___ Data ___

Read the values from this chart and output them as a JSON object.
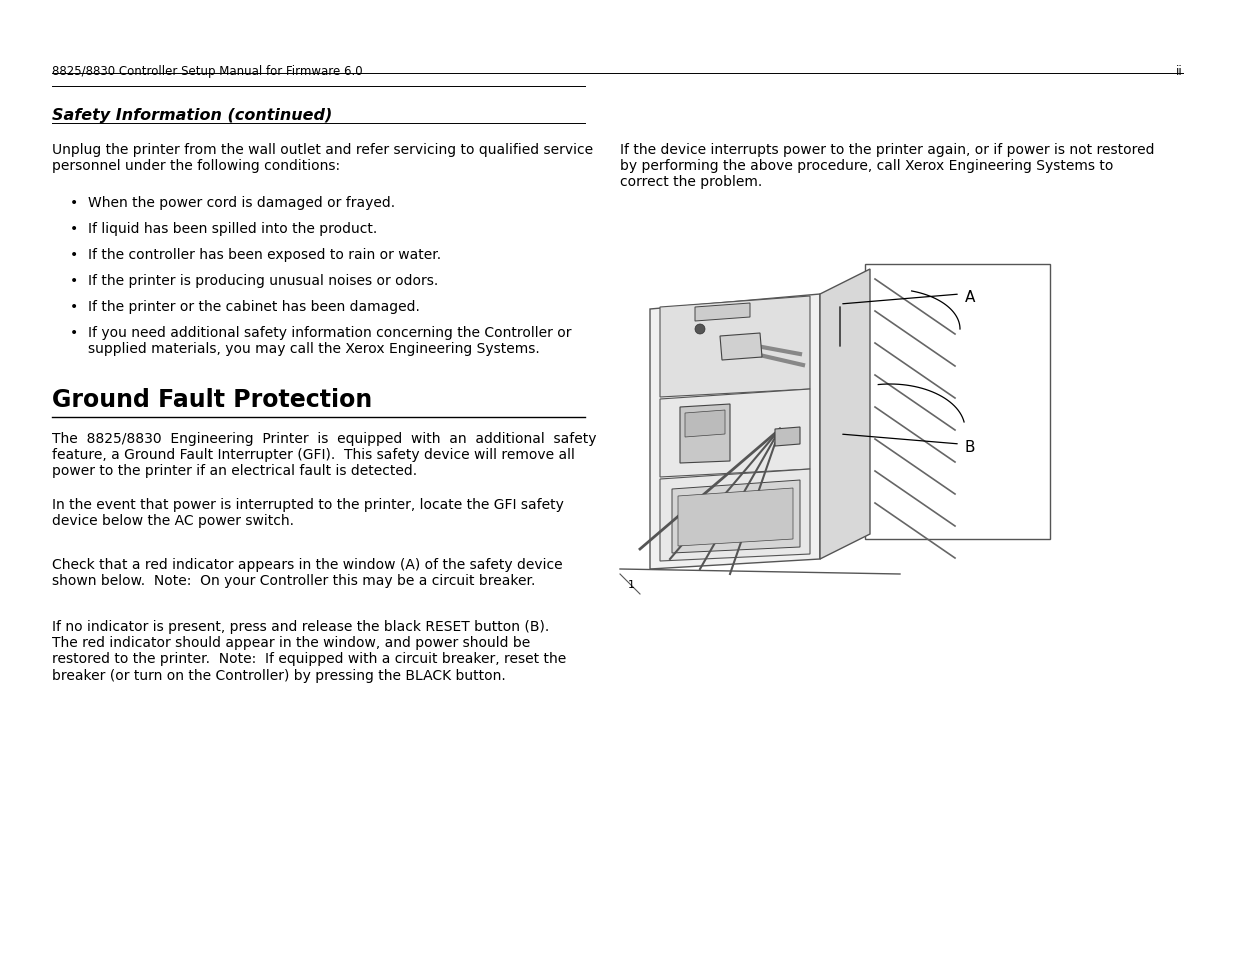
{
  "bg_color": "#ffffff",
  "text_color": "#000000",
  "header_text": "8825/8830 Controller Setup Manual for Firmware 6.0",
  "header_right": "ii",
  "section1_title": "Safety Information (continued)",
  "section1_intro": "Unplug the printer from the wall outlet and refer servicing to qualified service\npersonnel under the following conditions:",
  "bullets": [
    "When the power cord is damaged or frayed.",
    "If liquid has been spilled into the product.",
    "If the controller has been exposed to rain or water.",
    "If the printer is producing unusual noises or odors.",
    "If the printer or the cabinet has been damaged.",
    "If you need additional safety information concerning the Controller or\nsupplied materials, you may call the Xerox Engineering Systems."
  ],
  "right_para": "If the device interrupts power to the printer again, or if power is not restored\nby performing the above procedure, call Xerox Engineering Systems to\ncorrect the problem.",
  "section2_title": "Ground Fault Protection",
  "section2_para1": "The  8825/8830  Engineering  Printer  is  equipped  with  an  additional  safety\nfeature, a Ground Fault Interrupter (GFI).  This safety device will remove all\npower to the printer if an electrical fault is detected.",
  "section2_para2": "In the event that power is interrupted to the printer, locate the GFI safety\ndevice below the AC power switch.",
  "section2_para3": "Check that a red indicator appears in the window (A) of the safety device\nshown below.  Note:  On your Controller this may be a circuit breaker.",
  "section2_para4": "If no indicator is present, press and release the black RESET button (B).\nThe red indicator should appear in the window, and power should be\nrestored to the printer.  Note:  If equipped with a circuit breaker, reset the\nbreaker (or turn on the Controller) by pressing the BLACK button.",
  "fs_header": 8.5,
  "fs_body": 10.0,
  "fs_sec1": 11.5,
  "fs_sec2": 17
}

___
___ Data ___

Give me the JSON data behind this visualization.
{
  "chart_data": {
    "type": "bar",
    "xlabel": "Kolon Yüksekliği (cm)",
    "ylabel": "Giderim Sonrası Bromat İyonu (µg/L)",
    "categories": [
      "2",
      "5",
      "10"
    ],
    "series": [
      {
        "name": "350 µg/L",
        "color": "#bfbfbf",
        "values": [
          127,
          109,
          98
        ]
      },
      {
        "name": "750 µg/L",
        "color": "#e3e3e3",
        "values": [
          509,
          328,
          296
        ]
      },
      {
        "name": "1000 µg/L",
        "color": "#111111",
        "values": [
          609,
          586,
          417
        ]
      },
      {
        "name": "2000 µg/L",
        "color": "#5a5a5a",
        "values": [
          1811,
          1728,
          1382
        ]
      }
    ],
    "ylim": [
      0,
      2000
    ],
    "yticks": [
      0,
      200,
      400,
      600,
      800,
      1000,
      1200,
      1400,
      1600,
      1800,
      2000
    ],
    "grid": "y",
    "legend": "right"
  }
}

___
___ Data ___

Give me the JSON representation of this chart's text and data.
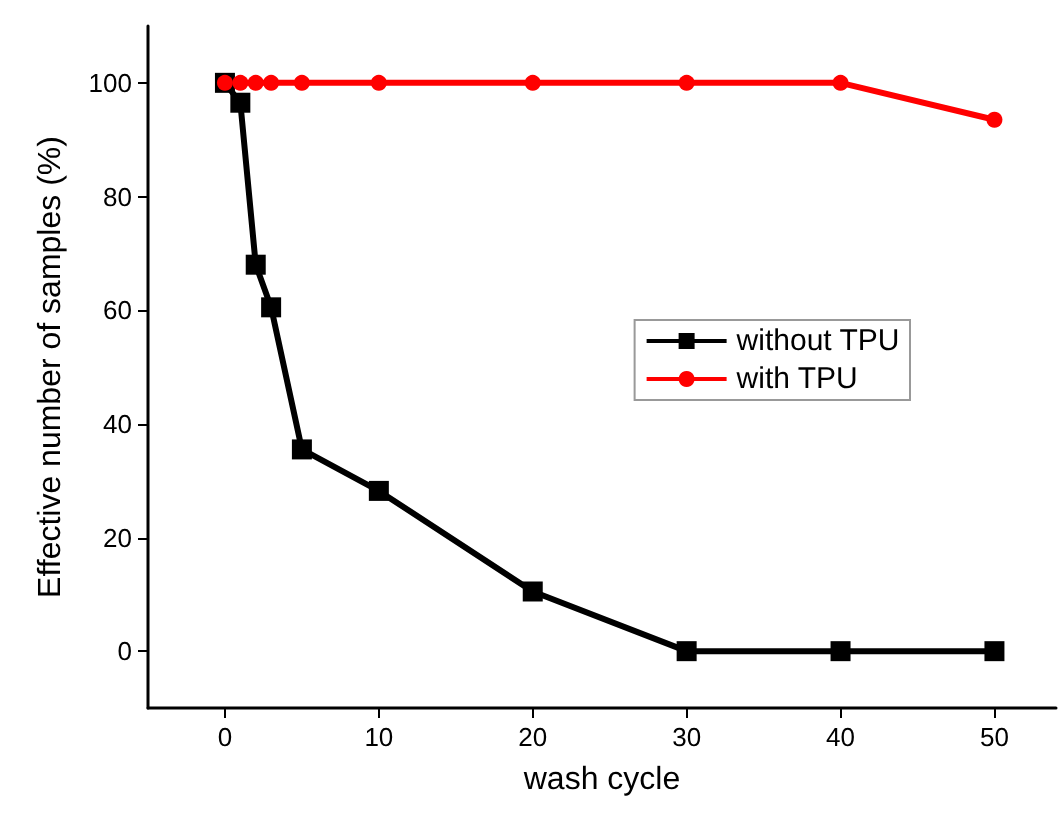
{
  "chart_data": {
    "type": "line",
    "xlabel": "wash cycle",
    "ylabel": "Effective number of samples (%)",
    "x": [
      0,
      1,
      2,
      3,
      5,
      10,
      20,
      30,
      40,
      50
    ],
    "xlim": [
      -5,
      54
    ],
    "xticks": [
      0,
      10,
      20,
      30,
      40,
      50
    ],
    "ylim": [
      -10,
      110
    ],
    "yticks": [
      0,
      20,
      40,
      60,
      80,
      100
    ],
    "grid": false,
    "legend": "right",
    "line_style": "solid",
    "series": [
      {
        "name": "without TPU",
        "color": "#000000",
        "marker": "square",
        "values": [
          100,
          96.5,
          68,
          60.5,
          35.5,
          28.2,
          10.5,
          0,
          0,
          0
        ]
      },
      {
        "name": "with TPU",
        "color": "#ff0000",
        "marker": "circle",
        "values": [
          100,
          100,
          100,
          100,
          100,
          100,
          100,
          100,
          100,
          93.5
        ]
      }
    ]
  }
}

___

■ **Exercise**
Only the number is wanted: how many lines of these entries contain the string "Fault"?

■ **Problem solution**
2